THE TASK: In the listing that follows, how many lines contain "kekhalifahan"? Give the number only.

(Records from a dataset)
-----

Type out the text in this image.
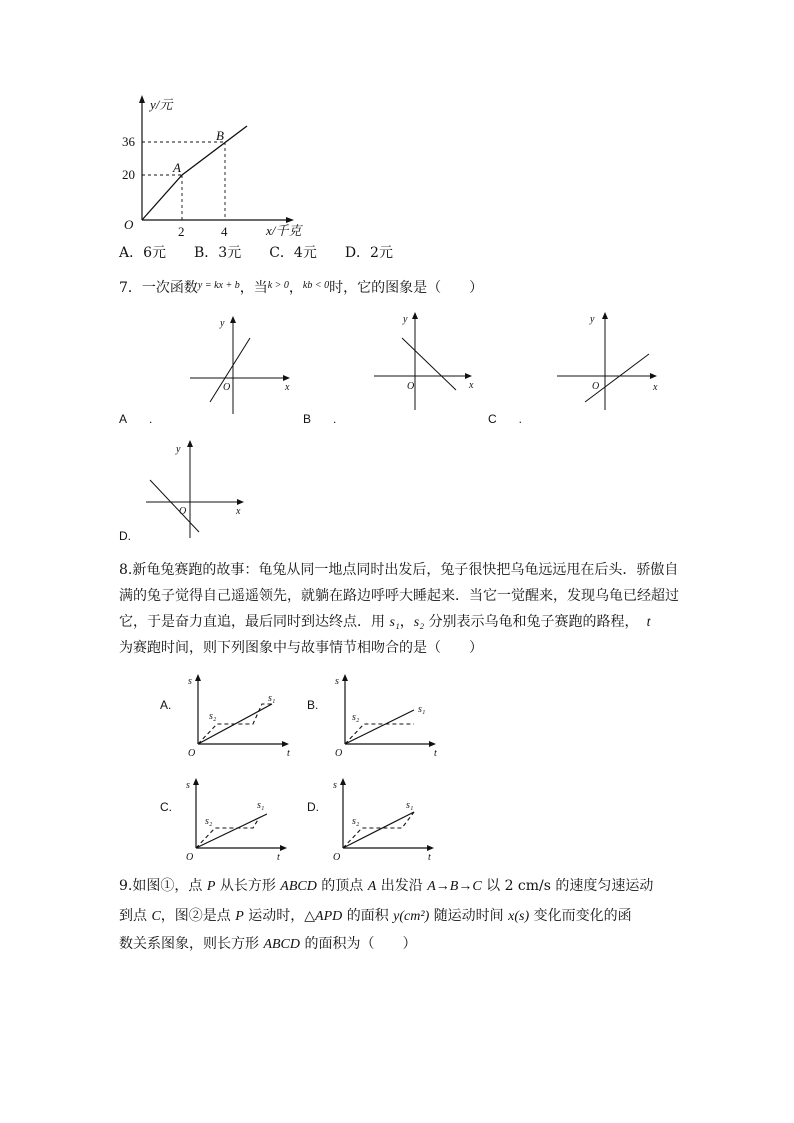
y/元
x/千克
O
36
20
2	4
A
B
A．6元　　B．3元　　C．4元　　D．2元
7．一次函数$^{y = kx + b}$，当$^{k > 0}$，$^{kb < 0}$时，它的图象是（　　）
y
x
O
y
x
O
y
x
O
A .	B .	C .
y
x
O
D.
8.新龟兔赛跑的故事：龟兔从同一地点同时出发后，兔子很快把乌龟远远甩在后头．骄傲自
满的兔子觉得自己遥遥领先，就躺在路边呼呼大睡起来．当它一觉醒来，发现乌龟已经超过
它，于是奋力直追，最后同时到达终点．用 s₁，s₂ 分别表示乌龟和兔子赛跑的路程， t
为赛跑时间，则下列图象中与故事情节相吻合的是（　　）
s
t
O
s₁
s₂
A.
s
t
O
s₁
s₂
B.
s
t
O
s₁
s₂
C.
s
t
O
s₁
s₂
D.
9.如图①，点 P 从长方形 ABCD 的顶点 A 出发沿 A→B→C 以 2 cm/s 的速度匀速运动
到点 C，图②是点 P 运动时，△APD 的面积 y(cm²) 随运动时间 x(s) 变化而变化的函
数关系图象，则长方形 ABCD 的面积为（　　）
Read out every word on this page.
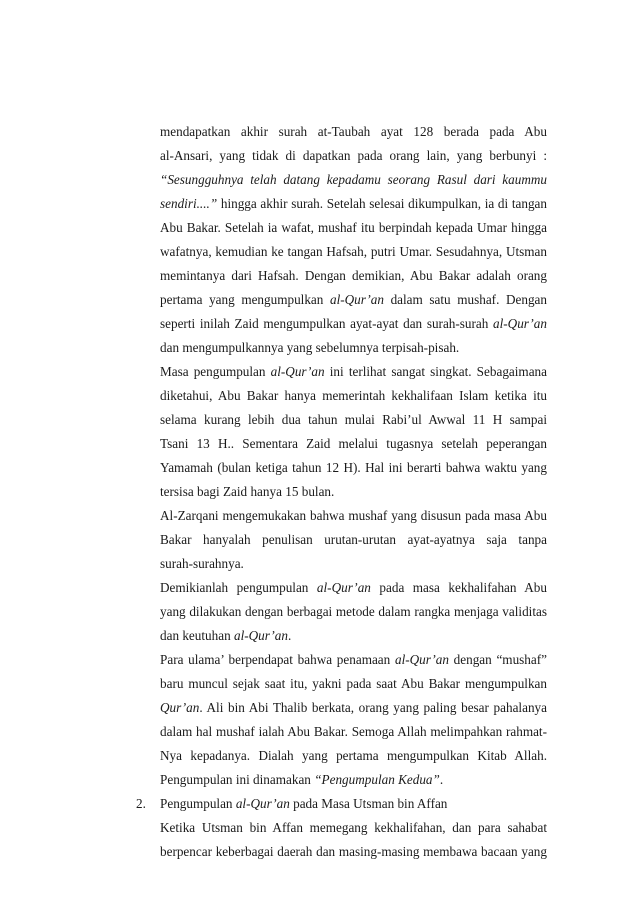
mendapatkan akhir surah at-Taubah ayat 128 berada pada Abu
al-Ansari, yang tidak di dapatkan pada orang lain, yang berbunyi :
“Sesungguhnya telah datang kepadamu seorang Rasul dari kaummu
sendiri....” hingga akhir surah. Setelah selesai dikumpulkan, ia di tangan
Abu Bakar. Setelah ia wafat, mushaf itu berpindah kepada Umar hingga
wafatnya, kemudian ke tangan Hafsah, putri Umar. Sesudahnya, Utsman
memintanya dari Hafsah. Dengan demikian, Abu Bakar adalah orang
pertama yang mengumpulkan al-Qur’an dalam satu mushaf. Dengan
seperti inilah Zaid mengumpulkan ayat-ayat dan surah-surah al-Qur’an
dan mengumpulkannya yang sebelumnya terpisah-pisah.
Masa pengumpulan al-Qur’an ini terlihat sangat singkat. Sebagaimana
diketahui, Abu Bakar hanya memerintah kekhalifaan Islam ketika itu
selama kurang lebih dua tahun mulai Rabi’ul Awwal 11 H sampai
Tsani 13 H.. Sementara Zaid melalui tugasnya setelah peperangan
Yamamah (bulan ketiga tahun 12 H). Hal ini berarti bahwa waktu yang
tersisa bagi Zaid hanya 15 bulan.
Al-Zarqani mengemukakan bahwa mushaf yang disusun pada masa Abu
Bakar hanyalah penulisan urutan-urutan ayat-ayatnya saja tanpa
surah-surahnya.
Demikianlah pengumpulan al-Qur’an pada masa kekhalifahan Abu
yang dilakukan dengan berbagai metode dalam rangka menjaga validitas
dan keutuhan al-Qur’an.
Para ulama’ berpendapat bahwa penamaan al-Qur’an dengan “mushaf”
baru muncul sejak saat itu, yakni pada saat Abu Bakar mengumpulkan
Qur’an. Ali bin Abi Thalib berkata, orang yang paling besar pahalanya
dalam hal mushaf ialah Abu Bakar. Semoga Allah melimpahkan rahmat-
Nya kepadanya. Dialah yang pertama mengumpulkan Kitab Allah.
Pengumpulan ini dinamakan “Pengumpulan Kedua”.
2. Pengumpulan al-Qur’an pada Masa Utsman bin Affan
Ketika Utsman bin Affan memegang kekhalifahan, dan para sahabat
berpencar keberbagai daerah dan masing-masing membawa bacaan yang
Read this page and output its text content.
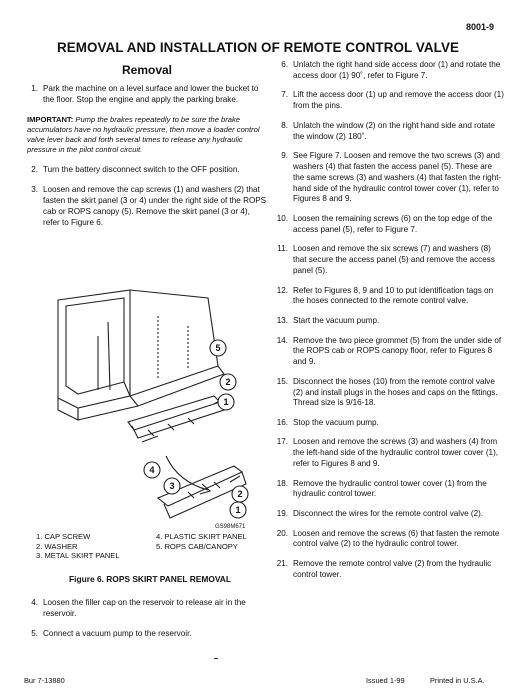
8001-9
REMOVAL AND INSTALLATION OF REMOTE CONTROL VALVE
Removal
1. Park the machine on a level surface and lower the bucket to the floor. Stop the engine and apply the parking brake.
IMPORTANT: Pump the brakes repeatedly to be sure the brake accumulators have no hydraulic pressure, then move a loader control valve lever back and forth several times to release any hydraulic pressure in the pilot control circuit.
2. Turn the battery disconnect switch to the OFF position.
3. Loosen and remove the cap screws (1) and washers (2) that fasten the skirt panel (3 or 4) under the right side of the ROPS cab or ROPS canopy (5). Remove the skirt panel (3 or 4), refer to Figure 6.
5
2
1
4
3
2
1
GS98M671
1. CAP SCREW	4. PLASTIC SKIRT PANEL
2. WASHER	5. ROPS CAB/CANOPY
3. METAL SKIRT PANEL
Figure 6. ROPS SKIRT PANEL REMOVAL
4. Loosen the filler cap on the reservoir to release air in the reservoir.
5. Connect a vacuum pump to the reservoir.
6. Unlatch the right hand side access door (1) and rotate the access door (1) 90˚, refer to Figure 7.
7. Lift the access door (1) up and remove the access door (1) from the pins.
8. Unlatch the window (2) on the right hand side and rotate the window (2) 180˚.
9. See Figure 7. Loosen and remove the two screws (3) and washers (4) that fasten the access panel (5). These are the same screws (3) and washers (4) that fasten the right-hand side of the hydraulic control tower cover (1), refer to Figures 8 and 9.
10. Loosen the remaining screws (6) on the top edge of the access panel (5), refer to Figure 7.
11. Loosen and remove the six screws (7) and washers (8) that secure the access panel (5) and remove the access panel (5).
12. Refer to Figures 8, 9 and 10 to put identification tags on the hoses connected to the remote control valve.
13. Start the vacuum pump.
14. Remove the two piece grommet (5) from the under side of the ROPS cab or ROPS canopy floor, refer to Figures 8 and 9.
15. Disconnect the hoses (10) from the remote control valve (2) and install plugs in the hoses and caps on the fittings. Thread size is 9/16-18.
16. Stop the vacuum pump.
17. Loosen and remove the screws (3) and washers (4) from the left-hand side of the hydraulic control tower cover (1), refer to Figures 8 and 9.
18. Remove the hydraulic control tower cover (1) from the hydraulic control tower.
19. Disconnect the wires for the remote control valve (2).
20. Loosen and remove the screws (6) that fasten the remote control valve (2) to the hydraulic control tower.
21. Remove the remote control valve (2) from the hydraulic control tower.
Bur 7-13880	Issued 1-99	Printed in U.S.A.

-----

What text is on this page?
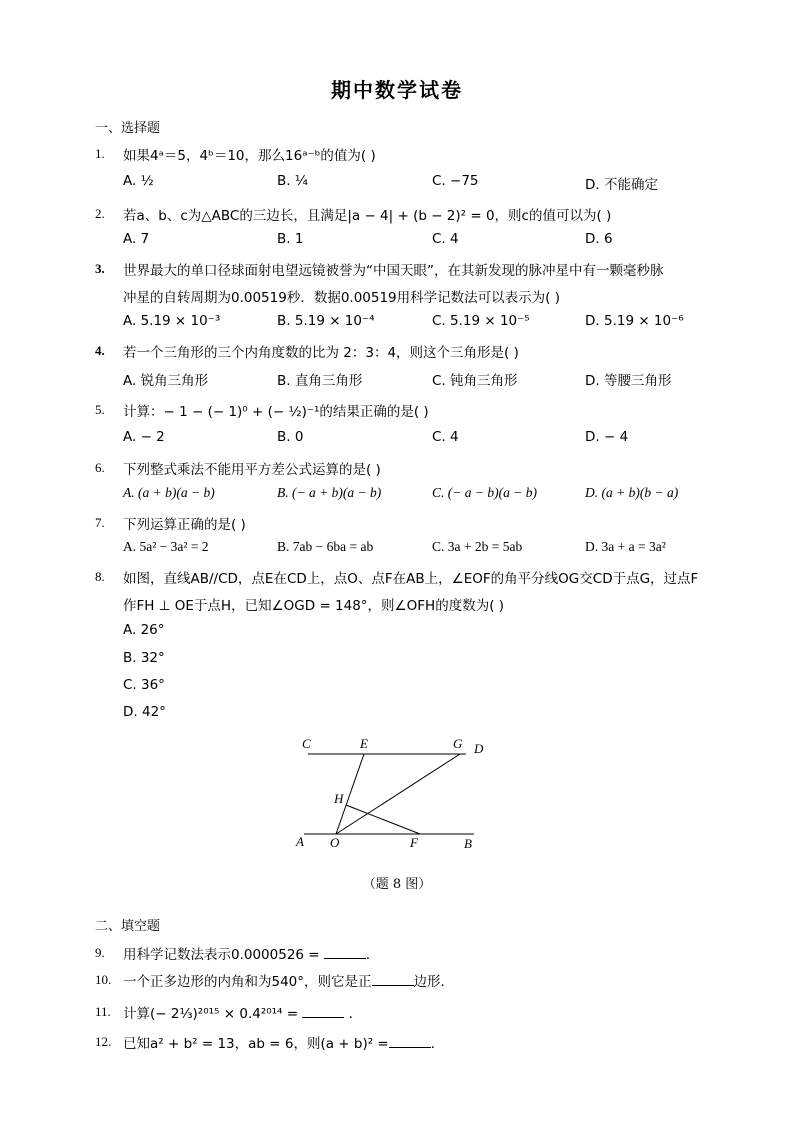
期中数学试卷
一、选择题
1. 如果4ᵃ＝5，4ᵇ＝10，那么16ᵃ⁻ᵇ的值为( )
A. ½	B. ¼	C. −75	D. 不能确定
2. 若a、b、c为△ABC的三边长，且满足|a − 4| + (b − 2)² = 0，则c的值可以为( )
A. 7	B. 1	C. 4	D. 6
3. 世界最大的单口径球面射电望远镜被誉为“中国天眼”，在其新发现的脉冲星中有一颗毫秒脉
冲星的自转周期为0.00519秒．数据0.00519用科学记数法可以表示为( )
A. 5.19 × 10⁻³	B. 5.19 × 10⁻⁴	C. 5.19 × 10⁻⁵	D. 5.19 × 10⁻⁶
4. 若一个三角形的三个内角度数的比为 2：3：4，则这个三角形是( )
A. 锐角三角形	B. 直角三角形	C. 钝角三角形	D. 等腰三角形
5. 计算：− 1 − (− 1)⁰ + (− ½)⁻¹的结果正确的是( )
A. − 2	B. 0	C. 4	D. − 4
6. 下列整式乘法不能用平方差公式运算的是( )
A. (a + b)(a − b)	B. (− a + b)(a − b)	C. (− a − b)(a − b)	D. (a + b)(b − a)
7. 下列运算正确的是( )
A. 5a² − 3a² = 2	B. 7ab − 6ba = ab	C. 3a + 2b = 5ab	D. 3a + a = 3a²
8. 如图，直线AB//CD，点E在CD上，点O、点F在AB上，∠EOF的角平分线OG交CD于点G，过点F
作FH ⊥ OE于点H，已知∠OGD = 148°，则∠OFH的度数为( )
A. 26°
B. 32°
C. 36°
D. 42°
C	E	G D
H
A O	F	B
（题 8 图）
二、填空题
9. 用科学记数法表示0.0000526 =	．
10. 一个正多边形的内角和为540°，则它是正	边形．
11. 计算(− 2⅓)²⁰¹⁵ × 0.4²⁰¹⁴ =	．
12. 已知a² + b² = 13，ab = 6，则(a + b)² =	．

-----

CORRECT OUTPUT: 2